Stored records

================================

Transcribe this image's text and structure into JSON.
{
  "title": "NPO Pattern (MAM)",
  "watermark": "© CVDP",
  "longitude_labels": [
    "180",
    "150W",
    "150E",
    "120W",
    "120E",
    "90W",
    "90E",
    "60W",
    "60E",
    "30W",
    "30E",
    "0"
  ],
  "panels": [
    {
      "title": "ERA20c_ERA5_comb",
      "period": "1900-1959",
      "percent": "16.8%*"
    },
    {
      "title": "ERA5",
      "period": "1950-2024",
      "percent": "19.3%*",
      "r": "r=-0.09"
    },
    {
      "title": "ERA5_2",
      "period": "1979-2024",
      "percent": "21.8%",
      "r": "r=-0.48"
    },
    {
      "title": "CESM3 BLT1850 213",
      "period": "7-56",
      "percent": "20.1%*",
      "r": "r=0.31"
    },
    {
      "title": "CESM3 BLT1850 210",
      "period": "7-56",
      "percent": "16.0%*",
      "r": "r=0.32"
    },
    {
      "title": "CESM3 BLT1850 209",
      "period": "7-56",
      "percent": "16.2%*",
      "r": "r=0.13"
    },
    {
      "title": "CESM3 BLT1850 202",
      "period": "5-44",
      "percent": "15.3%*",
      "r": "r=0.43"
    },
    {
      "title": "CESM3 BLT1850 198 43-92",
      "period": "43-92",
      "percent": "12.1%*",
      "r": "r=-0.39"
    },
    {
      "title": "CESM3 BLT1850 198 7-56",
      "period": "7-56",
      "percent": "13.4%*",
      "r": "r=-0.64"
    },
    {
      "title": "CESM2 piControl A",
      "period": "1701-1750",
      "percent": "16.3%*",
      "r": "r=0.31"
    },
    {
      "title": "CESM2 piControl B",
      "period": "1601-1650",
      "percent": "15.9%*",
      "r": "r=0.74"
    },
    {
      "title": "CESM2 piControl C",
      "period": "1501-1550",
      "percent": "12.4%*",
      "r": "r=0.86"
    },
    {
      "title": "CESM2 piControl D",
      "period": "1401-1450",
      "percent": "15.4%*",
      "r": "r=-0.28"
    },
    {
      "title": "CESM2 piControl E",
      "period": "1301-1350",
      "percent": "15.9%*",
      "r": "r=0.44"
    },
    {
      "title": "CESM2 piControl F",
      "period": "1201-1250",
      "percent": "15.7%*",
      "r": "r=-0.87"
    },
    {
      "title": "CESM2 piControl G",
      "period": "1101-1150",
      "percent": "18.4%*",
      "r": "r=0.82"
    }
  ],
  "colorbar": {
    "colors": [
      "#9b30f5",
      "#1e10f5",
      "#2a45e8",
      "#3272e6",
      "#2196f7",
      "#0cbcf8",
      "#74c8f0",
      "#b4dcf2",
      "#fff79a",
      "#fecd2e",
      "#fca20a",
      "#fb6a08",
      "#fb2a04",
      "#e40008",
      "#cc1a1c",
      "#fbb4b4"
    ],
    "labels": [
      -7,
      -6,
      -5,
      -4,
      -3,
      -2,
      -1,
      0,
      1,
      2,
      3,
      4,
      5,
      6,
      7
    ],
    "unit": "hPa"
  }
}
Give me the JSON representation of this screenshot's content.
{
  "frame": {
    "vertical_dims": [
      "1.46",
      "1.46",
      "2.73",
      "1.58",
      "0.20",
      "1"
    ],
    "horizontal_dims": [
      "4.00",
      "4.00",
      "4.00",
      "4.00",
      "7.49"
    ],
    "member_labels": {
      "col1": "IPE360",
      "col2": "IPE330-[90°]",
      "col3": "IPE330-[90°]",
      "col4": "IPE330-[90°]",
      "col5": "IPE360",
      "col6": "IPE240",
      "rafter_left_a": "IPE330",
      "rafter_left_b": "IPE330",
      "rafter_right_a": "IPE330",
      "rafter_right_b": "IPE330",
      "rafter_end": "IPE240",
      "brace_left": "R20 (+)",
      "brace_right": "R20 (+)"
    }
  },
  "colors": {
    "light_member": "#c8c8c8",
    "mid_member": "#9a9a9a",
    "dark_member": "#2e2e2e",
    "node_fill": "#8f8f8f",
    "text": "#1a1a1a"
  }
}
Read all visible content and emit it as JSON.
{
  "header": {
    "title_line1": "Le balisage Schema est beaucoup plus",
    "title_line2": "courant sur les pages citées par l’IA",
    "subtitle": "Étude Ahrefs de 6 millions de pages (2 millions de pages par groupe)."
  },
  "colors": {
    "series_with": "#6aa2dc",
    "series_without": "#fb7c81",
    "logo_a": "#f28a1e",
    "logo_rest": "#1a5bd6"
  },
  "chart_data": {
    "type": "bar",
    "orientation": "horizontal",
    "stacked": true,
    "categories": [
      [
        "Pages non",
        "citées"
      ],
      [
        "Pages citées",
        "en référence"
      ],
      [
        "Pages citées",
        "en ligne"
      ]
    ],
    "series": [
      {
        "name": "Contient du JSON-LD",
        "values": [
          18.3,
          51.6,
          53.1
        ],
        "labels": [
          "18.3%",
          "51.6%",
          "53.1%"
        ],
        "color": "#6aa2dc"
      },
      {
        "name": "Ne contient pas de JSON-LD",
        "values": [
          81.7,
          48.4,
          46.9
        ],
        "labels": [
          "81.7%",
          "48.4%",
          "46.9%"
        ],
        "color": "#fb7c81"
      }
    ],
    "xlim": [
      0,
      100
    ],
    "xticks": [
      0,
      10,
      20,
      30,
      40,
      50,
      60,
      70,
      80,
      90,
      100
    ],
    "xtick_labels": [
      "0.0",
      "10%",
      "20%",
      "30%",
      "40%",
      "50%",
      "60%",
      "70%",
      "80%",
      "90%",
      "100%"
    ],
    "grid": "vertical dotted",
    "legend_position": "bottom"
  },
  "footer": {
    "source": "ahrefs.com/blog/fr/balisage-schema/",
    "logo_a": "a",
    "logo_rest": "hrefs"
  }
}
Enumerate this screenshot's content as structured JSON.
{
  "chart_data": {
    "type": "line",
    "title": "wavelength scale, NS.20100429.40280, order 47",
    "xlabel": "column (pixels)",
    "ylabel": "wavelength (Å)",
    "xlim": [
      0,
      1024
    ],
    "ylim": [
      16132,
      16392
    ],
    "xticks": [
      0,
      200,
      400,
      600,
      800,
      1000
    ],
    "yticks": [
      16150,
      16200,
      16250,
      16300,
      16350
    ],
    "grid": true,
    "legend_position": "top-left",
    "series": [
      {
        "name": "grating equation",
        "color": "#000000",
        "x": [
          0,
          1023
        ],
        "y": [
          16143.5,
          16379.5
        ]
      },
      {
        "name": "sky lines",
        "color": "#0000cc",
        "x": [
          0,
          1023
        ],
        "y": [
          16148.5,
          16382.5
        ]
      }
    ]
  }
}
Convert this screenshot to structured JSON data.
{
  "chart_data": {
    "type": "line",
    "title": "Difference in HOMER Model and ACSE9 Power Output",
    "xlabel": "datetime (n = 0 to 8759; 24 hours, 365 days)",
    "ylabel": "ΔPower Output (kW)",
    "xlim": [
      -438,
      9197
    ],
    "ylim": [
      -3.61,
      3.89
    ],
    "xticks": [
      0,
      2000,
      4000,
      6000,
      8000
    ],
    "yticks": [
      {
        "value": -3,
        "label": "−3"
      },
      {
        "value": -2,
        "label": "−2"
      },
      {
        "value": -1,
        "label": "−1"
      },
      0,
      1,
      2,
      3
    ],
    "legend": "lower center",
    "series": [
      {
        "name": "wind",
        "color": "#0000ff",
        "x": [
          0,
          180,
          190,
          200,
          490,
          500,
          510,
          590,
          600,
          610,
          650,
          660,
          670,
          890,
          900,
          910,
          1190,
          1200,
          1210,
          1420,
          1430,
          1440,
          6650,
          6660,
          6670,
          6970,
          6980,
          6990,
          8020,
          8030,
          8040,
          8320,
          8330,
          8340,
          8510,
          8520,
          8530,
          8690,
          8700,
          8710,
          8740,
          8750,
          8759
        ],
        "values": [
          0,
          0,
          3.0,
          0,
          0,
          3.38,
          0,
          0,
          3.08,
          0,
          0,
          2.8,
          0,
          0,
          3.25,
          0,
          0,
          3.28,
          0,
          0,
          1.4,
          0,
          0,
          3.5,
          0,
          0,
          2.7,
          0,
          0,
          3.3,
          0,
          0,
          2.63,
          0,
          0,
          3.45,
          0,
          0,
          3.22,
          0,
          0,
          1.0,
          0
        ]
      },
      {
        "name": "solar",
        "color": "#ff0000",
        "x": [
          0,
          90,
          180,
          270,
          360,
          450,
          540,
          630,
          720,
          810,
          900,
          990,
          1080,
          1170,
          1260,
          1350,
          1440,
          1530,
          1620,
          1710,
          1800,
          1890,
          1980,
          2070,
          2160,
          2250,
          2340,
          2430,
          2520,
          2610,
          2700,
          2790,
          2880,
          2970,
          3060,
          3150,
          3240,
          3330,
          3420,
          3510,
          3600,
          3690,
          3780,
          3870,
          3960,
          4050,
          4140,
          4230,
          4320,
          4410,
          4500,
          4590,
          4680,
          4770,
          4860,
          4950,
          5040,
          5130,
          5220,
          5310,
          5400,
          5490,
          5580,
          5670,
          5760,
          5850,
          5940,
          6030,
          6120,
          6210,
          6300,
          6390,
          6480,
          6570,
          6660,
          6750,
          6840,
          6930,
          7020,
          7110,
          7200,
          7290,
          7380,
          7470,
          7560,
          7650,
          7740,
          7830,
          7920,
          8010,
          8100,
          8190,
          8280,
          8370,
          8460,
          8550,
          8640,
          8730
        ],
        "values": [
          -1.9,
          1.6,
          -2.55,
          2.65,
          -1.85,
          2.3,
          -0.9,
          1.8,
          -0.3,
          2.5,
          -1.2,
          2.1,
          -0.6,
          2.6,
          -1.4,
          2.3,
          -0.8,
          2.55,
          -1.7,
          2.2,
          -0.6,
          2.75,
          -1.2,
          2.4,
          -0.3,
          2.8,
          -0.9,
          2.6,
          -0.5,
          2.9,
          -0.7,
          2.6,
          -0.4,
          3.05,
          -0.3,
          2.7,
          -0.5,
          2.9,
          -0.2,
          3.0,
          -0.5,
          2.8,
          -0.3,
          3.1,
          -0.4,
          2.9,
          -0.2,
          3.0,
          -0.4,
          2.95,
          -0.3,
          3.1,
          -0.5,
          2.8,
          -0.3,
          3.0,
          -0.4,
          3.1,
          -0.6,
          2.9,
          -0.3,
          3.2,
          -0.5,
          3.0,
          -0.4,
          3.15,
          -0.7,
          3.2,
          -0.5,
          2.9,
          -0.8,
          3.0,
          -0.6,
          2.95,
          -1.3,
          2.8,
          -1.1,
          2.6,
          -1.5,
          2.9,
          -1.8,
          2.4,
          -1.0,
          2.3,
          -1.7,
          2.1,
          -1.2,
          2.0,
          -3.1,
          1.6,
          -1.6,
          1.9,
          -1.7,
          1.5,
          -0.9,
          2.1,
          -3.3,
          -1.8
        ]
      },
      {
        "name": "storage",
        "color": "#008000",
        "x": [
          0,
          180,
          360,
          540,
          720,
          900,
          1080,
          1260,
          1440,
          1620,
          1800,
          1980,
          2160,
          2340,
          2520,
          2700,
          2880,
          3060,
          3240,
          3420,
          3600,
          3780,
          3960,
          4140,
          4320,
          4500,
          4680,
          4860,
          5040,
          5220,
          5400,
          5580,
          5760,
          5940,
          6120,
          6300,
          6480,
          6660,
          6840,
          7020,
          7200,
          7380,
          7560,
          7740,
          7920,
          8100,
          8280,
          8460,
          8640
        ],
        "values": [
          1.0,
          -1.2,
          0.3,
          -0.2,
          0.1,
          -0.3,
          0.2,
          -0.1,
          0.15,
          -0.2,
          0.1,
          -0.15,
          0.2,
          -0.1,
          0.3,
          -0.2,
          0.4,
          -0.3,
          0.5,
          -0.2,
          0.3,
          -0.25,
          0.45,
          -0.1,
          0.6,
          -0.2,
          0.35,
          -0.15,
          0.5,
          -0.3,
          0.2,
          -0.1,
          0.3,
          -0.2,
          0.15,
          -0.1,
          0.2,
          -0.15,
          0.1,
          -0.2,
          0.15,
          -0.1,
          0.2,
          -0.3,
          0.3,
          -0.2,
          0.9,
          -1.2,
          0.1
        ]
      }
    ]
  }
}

================================

■ Required task
Copy all lines from the material that contain "wavelength".

■ Complete response
    "title": "wavelength scale, NS.20100429.40280, order 47",
    "ylabel": "wavelength (Å)",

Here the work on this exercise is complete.